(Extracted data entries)

☆ ☆ ☆ ☆ ☆ ☆ ☆

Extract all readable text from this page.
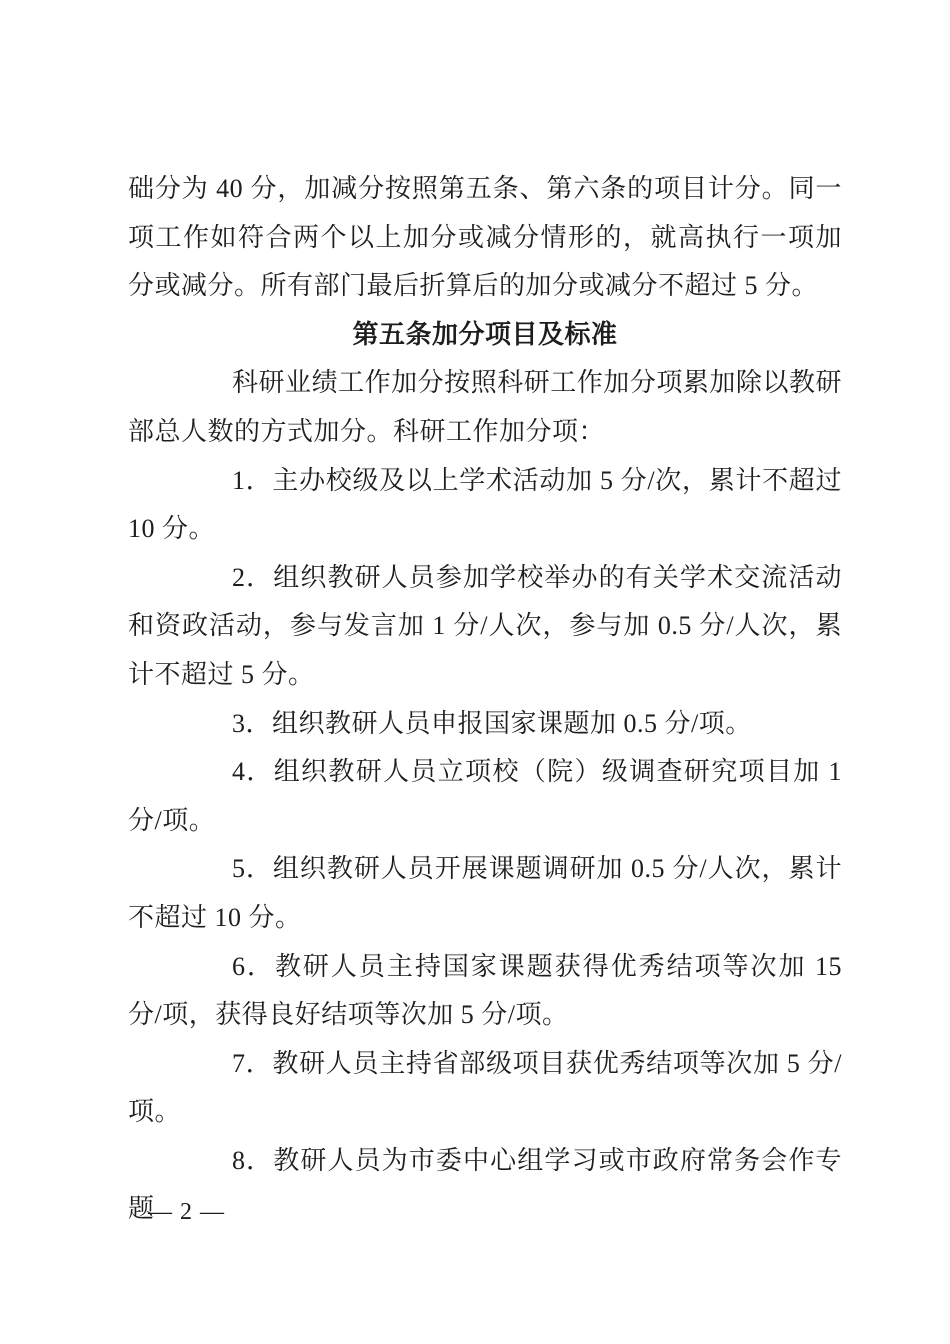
础分为 40 分，加减分按照第五条、第六条的项目计分。同一项工作如符合两个以上加分或减分情形的，就高执行一项加分或减分。所有部门最后折算后的加分或减分不超过 5 分。

第五条加分项目及标准

科研业绩工作加分按照科研工作加分项累加除以教研部总人数的方式加分。科研工作加分项：

1．主办校级及以上学术活动加 5 分/次，累计不超过 10 分。

2．组织教研人员参加学校举办的有关学术交流活动和资政活动，参与发言加 1 分/人次，参与加 0.5 分/人次，累计不超过 5 分。

3．组织教研人员申报国家课题加 0.5 分/项。

4．组织教研人员立项校（院）级调查研究项目加 1 分/项。

5．组织教研人员开展课题调研加 0.5 分/人次，累计不超过 10 分。

6．教研人员主持国家课题获得优秀结项等次加 15 分/项，获得良好结项等次加 5 分/项。

7．教研人员主持省部级项目获优秀结项等次加 5 分/项。

8．教研人员为市委中心组学习或市政府常务会作专题

— 2 —
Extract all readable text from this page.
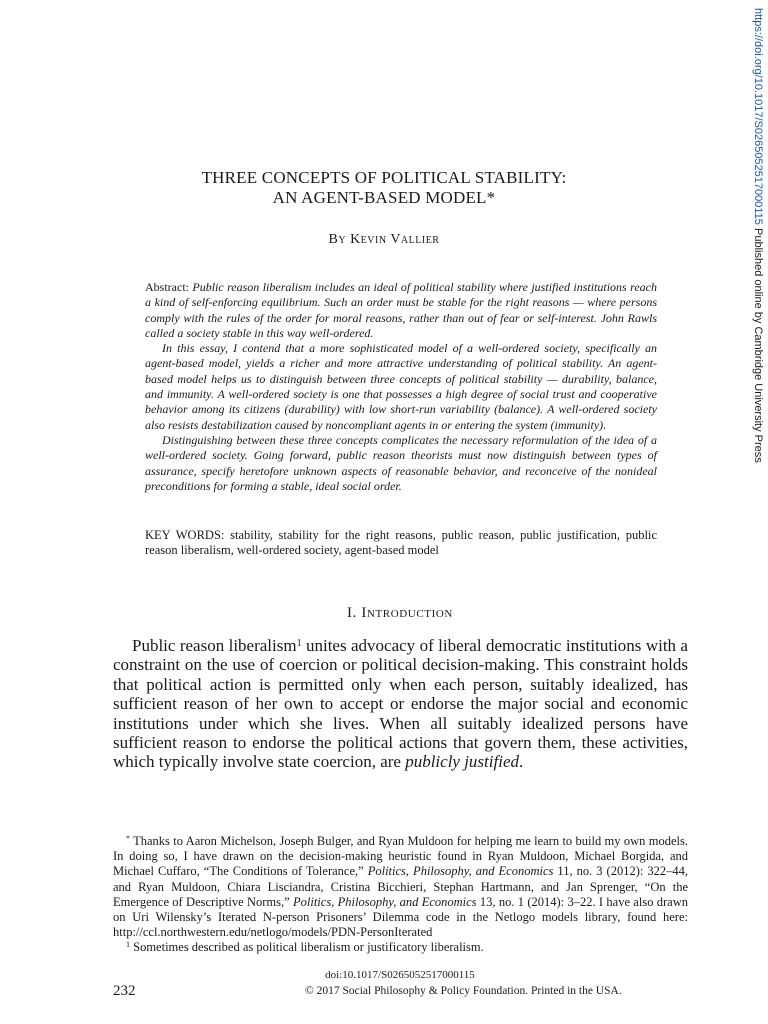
https://doi.org/10.1017/S0265052517000115 Published online by Cambridge University Press
THREE CONCEPTS OF POLITICAL STABILITY:
AN AGENT-BASED MODEL*
By Kevin Vallier

Abstract: Public reason liberalism includes an ideal of political stability where justified institutions reach a kind of self-enforcing equilibrium. Such an order must be stable for the right reasons — where persons comply with the rules of the order for moral reasons, rather than out of fear or self-interest. John Rawls called a society stable in this way well-ordered.

In this essay, I contend that a more sophisticated model of a well-ordered society, specifically an agent-based model, yields a richer and more attractive understanding of political stability. An agent-based model helps us to distinguish between three concepts of political stability — durability, balance, and immunity. A well-ordered society is one that possesses a high degree of social trust and cooperative behavior among its citizens (durability) with low short-run variability (balance). A well-ordered society also resists destabilization caused by noncompliant agents in or entering the system (immunity).

Distinguishing between these three concepts complicates the necessary reformulation of the idea of a well-ordered society. Going forward, public reason theorists must now distinguish between types of assurance, specify heretofore unknown aspects of reasonable behavior, and reconceive of the nonideal preconditions for forming a stable, ideal social order.

KEY WORDS: stability, stability for the right reasons, public reason, public justification, public reason liberalism, well-ordered society, agent-based model
I. Introduction

Public reason liberalism$^1$ unites advocacy of liberal democratic institutions with a constraint on the use of coercion or political decision-making. This constraint holds that political action is permitted only when each person, suitably idealized, has sufficient reason of her own to accept or endorse the major social and economic institutions under which she lives. When all suitably idealized persons have sufficient reason to endorse the political actions that govern them, these activities, which typically involve state coercion, are publicly justified.

* Thanks to Aaron Michelson, Joseph Bulger, and Ryan Muldoon for helping me learn to build my own models. In doing so, I have drawn on the decision-making heuristic found in Ryan Muldoon, Michael Borgida, and Michael Cuffaro, “The Conditions of Tolerance,” Politics, Philosophy, and Economics 11, no. 3 (2012): 322–44, and Ryan Muldoon, Chiara Lisciandra, Cristina Bicchieri, Stephan Hartmann, and Jan Sprenger, “On the Emergence of Descriptive Norms,” Politics, Philosophy, and Economics 13, no. 1 (2014): 3–22. I have also drawn on Uri Wilensky’s Iterated N-person Prisoners’ Dilemma code in the Netlogo models library, found here: http://ccl.northwestern.edu/netlogo/models/PDN-PersonIterated

$^1$ Sometimes described as political liberalism or justificatory liberalism.

doi:10.1017/S0265052517000115
232	© 2017 Social Philosophy & Policy Foundation. Printed in the USA.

☆ ☆ ☆ ☆ ☆ ☆ ☆

### PROBLEM TO SOLVE
Working from the lines above, reproduce the material exactly and exclude its pictures.

### TASK OUTPUT
Extract all readable text from this page.
础分为 40 分，加减分按照第五条、第六条的项目计分。同一项工作如符合两个以上加分或减分情形的，就高执行一项加分或减分。所有部门最后折算后的加分或减分不超过 5 分。

第五条加分项目及标准

科研业绩工作加分按照科研工作加分项累加除以教研部总人数的方式加分。科研工作加分项：

1．主办校级及以上学术活动加 5 分/次，累计不超过 10 分。

2．组织教研人员参加学校举办的有关学术交流活动和资政活动，参与发言加 1 分/人次，参与加 0.5 分/人次，累计不超过 5 分。

3．组织教研人员申报国家课题加 0.5 分/项。

4．组织教研人员立项校（院）级调查研究项目加 1 分/项。

5．组织教研人员开展课题调研加 0.5 分/人次，累计不超过 10 分。

6．教研人员主持国家课题获得优秀结项等次加 15 分/项，获得良好结项等次加 5 分/项。

7．教研人员主持省部级项目获优秀结项等次加 5 分/项。

8．教研人员为市委中心组学习或市政府常务会作专题

— 2 —
Extract all readable text from this page.
https://doi.org/10.1017/S0265052517000115 Published online by Cambridge University Press
THREE CONCEPTS OF POLITICAL STABILITY:
AN AGENT-BASED MODEL*
By Kevin Vallier

Abstract: Public reason liberalism includes an ideal of political stability where justified institutions reach a kind of self-enforcing equilibrium. Such an order must be stable for the right reasons — where persons comply with the rules of the order for moral reasons, rather than out of fear or self-interest. John Rawls called a society stable in this way well-ordered.

In this essay, I contend that a more sophisticated model of a well-ordered society, specifically an agent-based model, yields a richer and more attractive understanding of political stability. An agent-based model helps us to distinguish between three concepts of political stability — durability, balance, and immunity. A well-ordered society is one that possesses a high degree of social trust and cooperative behavior among its citizens (durability) with low short-run variability (balance). A well-ordered society also resists destabilization caused by noncompliant agents in or entering the system (immunity).

Distinguishing between these three concepts complicates the necessary reformulation of the idea of a well-ordered society. Going forward, public reason theorists must now distinguish between types of assurance, specify heretofore unknown aspects of reasonable behavior, and reconceive of the nonideal preconditions for forming a stable, ideal social order.

KEY WORDS: stability, stability for the right reasons, public reason, public justification, public reason liberalism, well-ordered society, agent-based model
I. Introduction

Public reason liberalism$^1$ unites advocacy of liberal democratic institutions with a constraint on the use of coercion or political decision-making. This constraint holds that political action is permitted only when each person, suitably idealized, has sufficient reason of her own to accept or endorse the major social and economic institutions under which she lives. When all suitably idealized persons have sufficient reason to endorse the political actions that govern them, these activities, which typically involve state coercion, are publicly justified.

* Thanks to Aaron Michelson, Joseph Bulger, and Ryan Muldoon for helping me learn to build my own models. In doing so, I have drawn on the decision-making heuristic found in Ryan Muldoon, Michael Borgida, and Michael Cuffaro, “The Conditions of Tolerance,” Politics, Philosophy, and Economics 11, no. 3 (2012): 322–44, and Ryan Muldoon, Chiara Lisciandra, Cristina Bicchieri, Stephan Hartmann, and Jan Sprenger, “On the Emergence of Descriptive Norms,” Politics, Philosophy, and Economics 13, no. 1 (2014): 3–22. I have also drawn on Uri Wilensky’s Iterated N-person Prisoners’ Dilemma code in the Netlogo models library, found here: http://ccl.northwestern.edu/netlogo/models/PDN-PersonIterated

$^1$ Sometimes described as political liberalism or justificatory liberalism.

doi:10.1017/S0265052517000115
232	© 2017 Social Philosophy & Policy Foundation. Printed in the USA.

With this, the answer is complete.